[Dataset entries]
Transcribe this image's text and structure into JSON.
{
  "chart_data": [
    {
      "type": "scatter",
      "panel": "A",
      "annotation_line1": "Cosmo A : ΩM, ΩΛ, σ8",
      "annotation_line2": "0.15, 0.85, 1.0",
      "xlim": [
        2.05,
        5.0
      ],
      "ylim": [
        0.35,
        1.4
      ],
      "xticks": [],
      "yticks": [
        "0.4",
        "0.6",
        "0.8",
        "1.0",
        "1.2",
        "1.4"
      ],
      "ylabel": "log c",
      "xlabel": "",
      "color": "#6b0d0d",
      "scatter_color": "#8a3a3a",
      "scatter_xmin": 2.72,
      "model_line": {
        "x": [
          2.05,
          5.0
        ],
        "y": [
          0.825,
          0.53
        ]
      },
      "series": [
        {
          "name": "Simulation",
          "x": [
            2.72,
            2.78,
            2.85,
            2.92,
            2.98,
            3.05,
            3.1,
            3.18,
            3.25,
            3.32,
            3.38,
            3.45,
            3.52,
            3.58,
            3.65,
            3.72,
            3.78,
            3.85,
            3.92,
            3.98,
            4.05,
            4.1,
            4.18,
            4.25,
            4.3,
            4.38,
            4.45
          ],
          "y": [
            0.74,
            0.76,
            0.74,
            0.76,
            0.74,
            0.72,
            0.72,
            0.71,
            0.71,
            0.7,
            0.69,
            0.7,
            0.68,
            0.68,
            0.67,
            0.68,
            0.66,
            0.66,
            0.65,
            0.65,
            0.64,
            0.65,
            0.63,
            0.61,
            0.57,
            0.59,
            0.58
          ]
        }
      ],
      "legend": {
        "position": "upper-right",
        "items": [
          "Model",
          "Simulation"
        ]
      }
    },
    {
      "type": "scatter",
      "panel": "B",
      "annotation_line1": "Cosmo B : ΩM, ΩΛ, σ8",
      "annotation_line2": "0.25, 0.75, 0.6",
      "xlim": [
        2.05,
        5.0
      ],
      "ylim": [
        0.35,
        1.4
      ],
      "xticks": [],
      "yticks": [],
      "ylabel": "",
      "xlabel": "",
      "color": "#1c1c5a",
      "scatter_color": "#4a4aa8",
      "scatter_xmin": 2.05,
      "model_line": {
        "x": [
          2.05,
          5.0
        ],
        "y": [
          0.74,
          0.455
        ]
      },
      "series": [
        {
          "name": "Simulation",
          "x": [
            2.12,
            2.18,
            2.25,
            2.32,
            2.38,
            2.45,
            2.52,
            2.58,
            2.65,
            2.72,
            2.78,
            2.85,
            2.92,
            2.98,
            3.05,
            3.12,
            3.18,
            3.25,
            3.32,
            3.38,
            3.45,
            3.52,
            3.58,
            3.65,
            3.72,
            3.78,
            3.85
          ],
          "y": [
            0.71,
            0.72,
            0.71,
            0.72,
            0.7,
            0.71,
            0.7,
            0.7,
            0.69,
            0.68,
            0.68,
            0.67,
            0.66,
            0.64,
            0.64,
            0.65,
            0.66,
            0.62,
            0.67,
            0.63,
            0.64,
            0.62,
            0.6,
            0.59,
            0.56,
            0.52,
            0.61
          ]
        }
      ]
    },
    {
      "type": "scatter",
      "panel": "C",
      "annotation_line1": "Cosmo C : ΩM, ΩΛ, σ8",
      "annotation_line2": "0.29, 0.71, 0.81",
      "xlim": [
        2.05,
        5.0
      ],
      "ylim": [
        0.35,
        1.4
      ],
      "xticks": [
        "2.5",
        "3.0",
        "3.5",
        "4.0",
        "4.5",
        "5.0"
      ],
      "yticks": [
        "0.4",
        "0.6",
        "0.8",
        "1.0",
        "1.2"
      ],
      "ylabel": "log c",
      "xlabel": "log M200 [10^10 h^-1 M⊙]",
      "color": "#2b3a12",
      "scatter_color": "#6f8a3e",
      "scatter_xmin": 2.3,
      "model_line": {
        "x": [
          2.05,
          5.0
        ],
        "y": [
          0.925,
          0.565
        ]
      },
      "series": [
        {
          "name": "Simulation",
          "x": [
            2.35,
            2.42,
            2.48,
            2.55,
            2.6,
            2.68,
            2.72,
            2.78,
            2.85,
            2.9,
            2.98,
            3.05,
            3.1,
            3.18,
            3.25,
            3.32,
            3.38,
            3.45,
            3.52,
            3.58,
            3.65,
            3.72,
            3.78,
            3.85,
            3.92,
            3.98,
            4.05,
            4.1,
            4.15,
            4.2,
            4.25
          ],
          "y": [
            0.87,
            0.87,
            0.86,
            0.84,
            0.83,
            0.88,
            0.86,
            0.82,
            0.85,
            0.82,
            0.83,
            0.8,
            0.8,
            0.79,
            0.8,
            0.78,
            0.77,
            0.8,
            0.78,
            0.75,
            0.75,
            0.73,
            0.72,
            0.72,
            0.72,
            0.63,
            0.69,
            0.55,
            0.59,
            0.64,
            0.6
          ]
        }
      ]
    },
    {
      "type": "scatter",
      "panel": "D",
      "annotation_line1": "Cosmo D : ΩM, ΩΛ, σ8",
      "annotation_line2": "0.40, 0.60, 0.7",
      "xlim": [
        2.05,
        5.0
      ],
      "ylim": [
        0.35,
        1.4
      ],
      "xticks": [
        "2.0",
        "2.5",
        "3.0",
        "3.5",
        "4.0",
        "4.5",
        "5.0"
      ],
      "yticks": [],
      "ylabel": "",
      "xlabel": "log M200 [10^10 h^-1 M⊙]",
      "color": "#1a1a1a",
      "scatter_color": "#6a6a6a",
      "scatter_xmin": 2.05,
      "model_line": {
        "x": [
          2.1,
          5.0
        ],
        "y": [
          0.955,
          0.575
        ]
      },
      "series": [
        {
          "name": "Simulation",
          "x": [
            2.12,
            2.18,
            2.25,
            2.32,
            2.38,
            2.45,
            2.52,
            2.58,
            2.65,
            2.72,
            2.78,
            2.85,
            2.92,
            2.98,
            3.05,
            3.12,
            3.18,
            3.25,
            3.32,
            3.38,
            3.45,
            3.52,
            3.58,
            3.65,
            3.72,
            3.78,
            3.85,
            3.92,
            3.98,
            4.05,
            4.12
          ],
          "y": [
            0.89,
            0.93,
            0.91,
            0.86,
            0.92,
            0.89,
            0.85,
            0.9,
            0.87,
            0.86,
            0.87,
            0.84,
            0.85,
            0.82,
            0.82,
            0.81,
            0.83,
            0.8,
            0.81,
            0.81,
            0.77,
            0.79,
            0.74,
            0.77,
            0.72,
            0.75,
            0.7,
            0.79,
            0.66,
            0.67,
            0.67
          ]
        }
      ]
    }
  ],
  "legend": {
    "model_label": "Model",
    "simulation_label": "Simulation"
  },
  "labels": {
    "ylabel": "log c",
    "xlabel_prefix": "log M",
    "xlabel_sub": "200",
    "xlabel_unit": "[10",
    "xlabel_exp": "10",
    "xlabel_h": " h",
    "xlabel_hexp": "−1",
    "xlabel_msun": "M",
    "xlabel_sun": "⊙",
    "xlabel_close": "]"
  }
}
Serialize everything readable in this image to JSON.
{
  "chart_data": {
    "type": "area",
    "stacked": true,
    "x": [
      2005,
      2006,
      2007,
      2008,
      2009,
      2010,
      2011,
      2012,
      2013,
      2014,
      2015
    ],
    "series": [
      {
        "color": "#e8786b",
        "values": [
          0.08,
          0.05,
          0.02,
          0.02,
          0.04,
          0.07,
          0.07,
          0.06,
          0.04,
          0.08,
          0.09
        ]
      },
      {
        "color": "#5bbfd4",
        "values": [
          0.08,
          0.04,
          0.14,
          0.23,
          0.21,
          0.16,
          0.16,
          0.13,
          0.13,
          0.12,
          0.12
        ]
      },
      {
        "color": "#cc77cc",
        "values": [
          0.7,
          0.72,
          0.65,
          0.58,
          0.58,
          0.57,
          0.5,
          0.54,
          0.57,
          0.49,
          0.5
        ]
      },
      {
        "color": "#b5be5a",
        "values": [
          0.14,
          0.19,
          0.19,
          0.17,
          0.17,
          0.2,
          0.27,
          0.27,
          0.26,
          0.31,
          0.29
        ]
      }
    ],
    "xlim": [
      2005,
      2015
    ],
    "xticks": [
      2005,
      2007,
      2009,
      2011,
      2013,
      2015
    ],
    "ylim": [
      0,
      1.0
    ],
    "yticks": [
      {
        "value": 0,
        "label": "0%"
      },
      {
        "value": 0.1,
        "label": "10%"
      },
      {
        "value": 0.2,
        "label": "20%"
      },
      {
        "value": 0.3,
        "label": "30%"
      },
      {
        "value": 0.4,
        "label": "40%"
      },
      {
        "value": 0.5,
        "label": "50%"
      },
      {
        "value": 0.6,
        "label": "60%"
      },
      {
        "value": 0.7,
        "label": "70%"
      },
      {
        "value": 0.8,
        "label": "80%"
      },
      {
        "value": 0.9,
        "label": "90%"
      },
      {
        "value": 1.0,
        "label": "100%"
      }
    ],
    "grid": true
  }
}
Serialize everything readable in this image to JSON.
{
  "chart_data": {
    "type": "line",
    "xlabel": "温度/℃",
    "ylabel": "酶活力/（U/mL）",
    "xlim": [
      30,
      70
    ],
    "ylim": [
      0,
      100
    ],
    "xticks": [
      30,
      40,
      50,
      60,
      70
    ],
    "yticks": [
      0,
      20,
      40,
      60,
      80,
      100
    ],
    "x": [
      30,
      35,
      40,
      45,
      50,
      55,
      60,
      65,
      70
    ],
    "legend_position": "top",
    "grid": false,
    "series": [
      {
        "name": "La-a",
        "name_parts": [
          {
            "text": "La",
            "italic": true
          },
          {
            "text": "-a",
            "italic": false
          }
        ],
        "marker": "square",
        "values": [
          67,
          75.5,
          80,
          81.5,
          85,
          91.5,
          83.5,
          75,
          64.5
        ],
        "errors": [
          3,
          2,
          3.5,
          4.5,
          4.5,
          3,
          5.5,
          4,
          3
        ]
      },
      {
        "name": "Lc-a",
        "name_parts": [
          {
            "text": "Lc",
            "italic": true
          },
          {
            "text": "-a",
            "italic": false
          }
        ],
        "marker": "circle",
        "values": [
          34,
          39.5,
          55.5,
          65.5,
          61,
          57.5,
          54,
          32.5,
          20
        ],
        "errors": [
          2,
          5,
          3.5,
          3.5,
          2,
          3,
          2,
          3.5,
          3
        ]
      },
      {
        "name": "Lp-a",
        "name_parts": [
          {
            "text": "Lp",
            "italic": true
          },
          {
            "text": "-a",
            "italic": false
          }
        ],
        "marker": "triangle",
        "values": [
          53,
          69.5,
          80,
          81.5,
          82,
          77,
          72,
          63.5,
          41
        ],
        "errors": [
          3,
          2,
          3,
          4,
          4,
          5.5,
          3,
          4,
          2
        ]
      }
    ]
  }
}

• _WHAT YOU HAVE TO DO_
Every line that holds the string "marker" should be returned.

• _RESULT OF THIS EXERCISE_
        "marker": "square",
        "marker": "circle",
        "marker": "triangle",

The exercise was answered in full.